### Stated problem
Please copy out the lines of the items below, from the line with "Localize 13 of" to the line with "y-axis-title: Média de", including both. Leave the pictures out of your answer.

### The input
Begin
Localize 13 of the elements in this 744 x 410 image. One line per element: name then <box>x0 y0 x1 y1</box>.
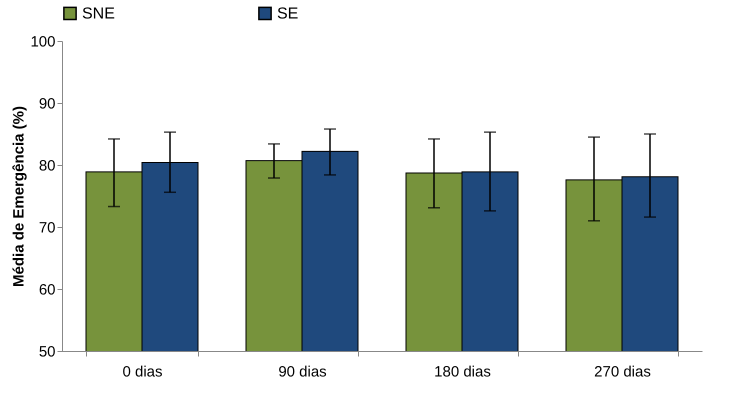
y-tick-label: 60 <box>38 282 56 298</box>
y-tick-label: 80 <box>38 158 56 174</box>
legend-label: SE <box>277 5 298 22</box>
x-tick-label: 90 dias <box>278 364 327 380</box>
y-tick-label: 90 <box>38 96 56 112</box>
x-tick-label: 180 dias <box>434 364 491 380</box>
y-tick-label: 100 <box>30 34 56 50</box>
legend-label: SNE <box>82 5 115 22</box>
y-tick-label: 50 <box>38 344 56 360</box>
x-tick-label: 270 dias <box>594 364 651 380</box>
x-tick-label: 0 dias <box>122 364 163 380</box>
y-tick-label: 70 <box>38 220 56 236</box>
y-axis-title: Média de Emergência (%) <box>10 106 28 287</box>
End
Begin
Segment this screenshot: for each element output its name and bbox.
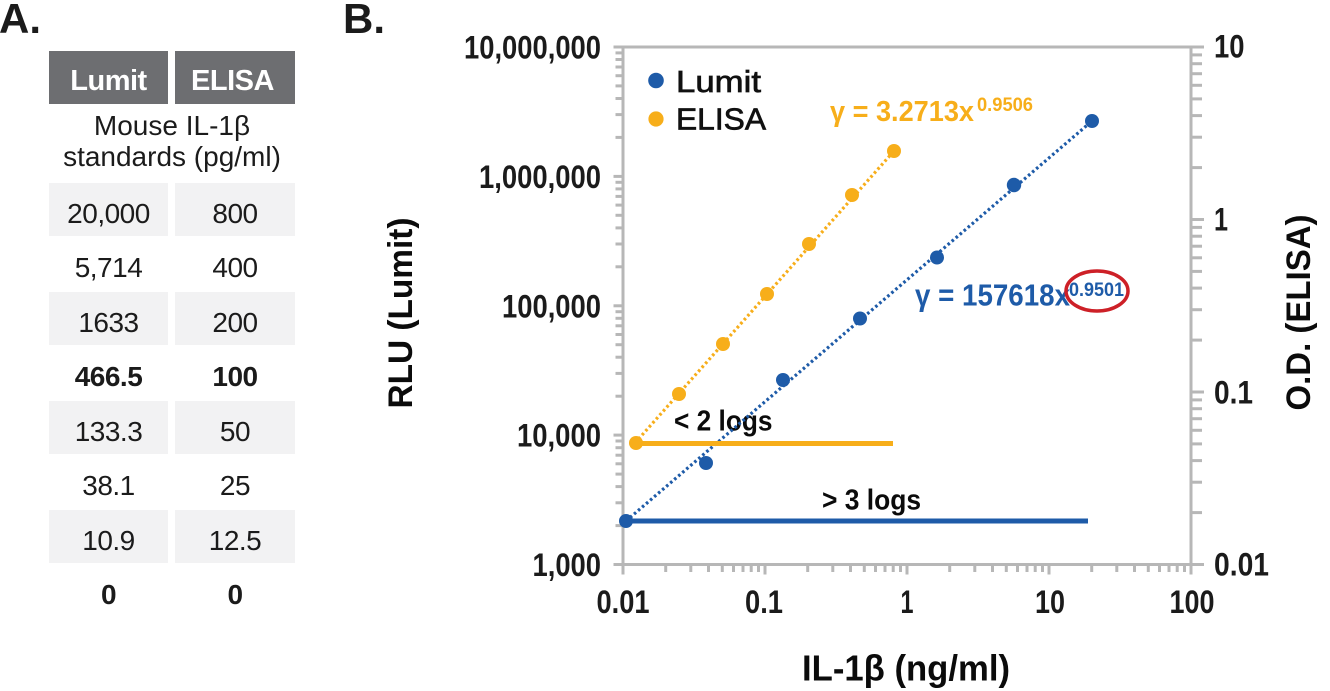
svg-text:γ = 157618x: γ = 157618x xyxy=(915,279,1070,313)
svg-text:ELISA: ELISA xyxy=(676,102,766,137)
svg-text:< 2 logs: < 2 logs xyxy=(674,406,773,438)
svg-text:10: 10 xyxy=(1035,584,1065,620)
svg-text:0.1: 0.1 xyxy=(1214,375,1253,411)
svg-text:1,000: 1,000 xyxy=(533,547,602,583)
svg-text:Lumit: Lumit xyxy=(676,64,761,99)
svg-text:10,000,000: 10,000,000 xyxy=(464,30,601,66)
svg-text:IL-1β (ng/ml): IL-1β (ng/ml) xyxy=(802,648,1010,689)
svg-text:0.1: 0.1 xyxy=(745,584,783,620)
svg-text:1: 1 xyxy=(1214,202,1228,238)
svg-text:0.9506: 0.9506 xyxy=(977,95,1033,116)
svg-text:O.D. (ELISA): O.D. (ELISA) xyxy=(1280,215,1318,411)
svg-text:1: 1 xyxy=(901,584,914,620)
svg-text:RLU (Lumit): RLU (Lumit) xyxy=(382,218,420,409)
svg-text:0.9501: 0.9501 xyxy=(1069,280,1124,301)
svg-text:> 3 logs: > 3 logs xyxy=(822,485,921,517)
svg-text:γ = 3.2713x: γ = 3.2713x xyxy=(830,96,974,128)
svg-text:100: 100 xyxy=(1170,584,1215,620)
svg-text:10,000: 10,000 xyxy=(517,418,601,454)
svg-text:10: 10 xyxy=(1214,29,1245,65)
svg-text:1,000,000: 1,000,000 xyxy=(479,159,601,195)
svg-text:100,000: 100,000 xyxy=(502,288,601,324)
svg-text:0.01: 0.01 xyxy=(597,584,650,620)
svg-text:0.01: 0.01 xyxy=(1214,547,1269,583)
End
Begin
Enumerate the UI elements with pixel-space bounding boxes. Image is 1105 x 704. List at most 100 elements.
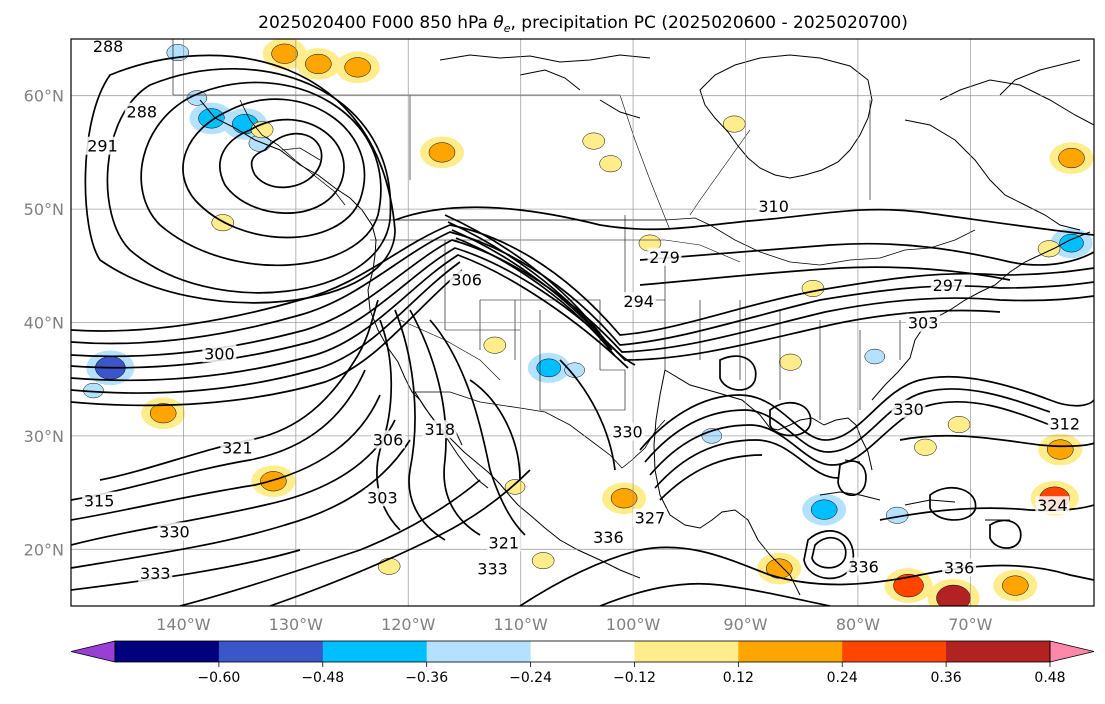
End
### Task solution
Localize 13 of the elements in this 744 x 410 image. One line per element: name then <box>x0 y0 x1 y1</box>.
y-tick-label: 60 <box>38 282 56 298</box>
y-tick-label: 80 <box>38 158 56 174</box>
legend-label: SE <box>277 5 298 22</box>
x-tick-label: 90 dias <box>278 364 327 380</box>
y-tick-label: 90 <box>38 96 56 112</box>
x-tick-label: 180 dias <box>434 364 491 380</box>
y-tick-label: 100 <box>30 34 56 50</box>
legend-label: SNE <box>82 5 115 22</box>
y-tick-label: 50 <box>38 344 56 360</box>
x-tick-label: 270 dias <box>594 364 651 380</box>
x-tick-label: 0 dias <box>122 364 163 380</box>
y-tick-label: 70 <box>38 220 56 236</box>
y-axis-title: Média de Emergência (%) <box>10 106 28 287</box>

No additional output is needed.